▶ [Source extract]
★ ★ ★
Figure 4.6: Atomic operation unit in a GPU memory partition.

The AOU receives atomic requests from the GPU cores and performs the requested operation on the target memory location. If the memory location is present in the L2 cache, the AOU directly updates the cache data. If the memory location is not cached, the AOU fetches the data from the DRAM, performs the atomic operation, and then writes the result back to the DRAM.

Memory Access Scheduler

The memory access scheduler is responsible for managing the flow of memory requests to the off-chip DRAM. Its primary goal is to maximize DRAM bandwidth utilization while minimizing the latency of memory accesses.

GPU memory schedulers employ various scheduling algorithms and optimizations to achieve high performance. Some common techniques include:

1. Out-of-order scheduling: Reordering memory requests to maximize row buffer hits and minimize DRAM precharge and activation overhead.
★ ★ ★
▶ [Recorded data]

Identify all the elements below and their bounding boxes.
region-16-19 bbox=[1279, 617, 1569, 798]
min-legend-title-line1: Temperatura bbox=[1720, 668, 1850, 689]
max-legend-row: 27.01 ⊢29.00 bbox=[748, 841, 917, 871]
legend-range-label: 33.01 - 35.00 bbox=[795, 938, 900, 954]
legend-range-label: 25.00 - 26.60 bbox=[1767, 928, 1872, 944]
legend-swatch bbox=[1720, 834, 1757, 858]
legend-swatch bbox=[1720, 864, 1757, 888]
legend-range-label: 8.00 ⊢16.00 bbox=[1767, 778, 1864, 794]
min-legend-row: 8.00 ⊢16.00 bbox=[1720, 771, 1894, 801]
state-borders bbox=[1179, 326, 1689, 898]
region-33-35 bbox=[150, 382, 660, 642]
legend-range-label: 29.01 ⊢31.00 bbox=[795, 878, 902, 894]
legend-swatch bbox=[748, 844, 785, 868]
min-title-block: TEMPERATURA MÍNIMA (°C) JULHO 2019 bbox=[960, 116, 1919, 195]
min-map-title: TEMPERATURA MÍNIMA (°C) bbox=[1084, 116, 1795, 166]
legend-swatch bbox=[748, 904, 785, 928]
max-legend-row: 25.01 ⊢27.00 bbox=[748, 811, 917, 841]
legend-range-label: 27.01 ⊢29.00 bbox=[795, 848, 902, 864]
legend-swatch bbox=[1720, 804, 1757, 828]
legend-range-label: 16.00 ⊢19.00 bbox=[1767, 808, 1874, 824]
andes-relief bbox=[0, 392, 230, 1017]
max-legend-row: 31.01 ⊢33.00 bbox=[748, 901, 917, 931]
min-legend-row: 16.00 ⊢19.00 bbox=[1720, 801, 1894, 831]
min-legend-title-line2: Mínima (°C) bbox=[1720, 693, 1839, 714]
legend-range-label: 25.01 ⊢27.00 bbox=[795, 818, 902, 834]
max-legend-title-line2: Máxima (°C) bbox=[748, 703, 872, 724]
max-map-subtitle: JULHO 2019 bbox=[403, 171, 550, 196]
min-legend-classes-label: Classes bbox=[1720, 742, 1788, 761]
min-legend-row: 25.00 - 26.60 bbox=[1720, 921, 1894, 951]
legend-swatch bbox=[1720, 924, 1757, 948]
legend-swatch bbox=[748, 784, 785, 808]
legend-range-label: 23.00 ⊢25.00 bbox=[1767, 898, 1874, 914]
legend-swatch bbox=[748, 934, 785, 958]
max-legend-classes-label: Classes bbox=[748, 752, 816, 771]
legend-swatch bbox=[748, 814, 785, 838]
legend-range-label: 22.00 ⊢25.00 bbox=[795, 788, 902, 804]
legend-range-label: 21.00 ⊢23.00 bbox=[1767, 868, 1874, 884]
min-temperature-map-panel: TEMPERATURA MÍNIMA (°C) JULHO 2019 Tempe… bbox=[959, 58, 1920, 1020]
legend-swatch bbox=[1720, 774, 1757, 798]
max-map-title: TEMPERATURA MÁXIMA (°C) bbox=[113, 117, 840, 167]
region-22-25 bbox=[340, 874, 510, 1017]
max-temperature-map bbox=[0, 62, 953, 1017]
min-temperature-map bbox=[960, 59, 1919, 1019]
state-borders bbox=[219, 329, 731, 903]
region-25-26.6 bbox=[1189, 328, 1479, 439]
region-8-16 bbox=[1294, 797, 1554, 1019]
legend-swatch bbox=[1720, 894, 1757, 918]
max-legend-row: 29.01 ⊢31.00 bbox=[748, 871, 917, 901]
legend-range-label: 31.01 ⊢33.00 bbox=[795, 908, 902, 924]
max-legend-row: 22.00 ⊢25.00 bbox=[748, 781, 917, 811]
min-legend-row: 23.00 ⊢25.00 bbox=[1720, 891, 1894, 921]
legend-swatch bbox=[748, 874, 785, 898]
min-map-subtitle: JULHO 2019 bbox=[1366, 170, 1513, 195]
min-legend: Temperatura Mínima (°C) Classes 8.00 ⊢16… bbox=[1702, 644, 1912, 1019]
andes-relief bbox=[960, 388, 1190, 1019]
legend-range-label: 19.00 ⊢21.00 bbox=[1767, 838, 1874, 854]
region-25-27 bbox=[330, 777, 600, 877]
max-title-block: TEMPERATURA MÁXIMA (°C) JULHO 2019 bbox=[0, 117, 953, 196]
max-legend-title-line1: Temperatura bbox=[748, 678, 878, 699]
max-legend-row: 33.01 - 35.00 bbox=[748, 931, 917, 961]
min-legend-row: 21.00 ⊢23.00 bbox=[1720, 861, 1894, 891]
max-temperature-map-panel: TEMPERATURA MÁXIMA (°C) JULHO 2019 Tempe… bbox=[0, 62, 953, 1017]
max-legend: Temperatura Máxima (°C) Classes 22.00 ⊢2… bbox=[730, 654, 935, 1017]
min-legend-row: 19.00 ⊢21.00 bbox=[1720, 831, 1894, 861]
★ ★ ★
▶ [Set of tasks]
[1] According to the GPU memory excerpt, what is the primary goal of the memory access scheduler?
[2] From the GPU memory excerpt, output the passage starting with "GPU memory schedulers" and going on through "and activation overhead.".

▶ [Exercise results]
[1] To maximize DRAM bandwidth utilization while minimizing the latency of memory accesses.

[2]
GPU memory schedulers employ various scheduling algorithms and optimizations to achieve high performance. Some common techniques include:

1. Out-of-order scheduling: Reordering memory requests to maximize row buffer hits and minimize DRAM precharge and activation overhead.